§ **EXERCISE**: Across the data below, how many lines hold "name"? Answer with that number and nothing else.

§ **DATASET**:
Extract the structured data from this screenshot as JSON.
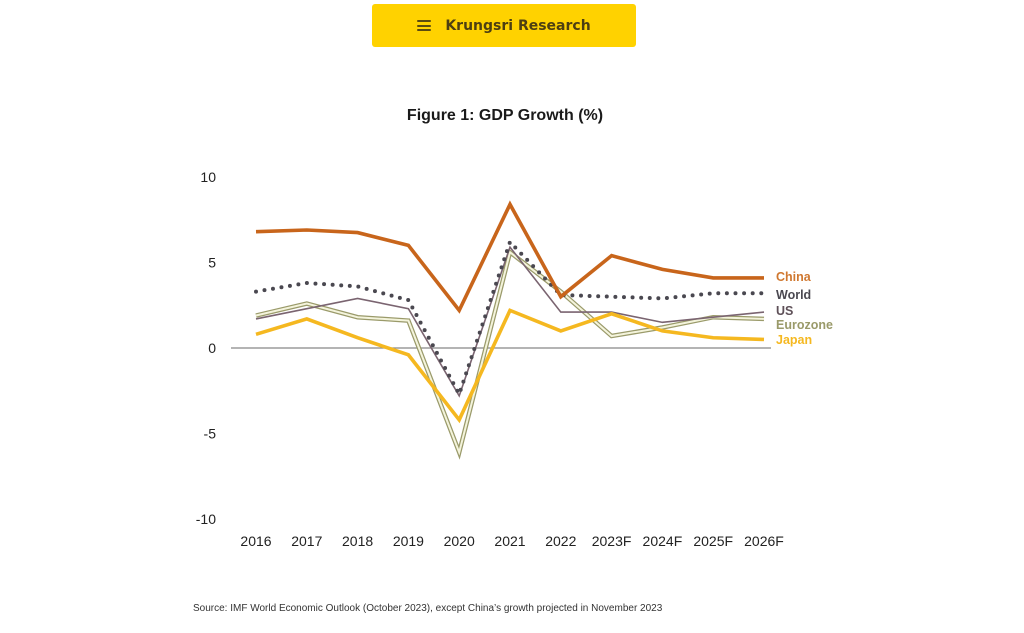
{
  "header": {
    "brand": "Krungsri Research",
    "menu_icon": "hamburger-menu-icon",
    "accent_color": "#FFD200"
  },
  "figure": {
    "title": "Figure 1: GDP Growth (%)",
    "source": "Source: IMF World Economic Outlook (October 2023), except China’s growth projected in November 2023"
  },
  "chart_data": {
    "type": "line",
    "title": "Figure 1: GDP Growth (%)",
    "xlabel": "",
    "ylabel": "",
    "x": [
      "2016",
      "2017",
      "2018",
      "2019",
      "2020",
      "2021",
      "2022",
      "2023F",
      "2024F",
      "2025F",
      "2026F"
    ],
    "ylim": [
      -10,
      10
    ],
    "yticks": [
      10,
      5,
      0,
      -5,
      -10
    ],
    "grid": false,
    "zero_line": true,
    "legend_position": "right (end-of-line labels)",
    "series": [
      {
        "name": "China",
        "color": "#C8651B",
        "style": "solid-thick",
        "values": [
          6.8,
          6.9,
          6.75,
          6.0,
          2.2,
          8.4,
          3.0,
          5.4,
          4.6,
          4.1,
          4.1
        ]
      },
      {
        "name": "World",
        "color": "#4a4850",
        "style": "dotted",
        "values": [
          3.3,
          3.8,
          3.6,
          2.8,
          -2.7,
          6.2,
          3.1,
          3.0,
          2.9,
          3.2,
          3.2
        ]
      },
      {
        "name": "US",
        "color": "#7a6470",
        "style": "solid-thin",
        "values": [
          1.7,
          2.3,
          2.9,
          2.3,
          -2.8,
          5.9,
          2.1,
          2.1,
          1.5,
          1.8,
          2.1
        ]
      },
      {
        "name": "Eurozone",
        "color": "#9a9a6a",
        "style": "double",
        "values": [
          1.9,
          2.6,
          1.8,
          1.6,
          -6.1,
          5.6,
          3.3,
          0.7,
          1.2,
          1.8,
          1.7
        ]
      },
      {
        "name": "Japan",
        "color": "#F5B820",
        "style": "solid-thick",
        "values": [
          0.8,
          1.7,
          0.6,
          -0.4,
          -4.2,
          2.2,
          1.0,
          2.0,
          1.0,
          0.6,
          0.5
        ]
      }
    ]
  }
}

§ **WRITTEN RESPONSE**: 5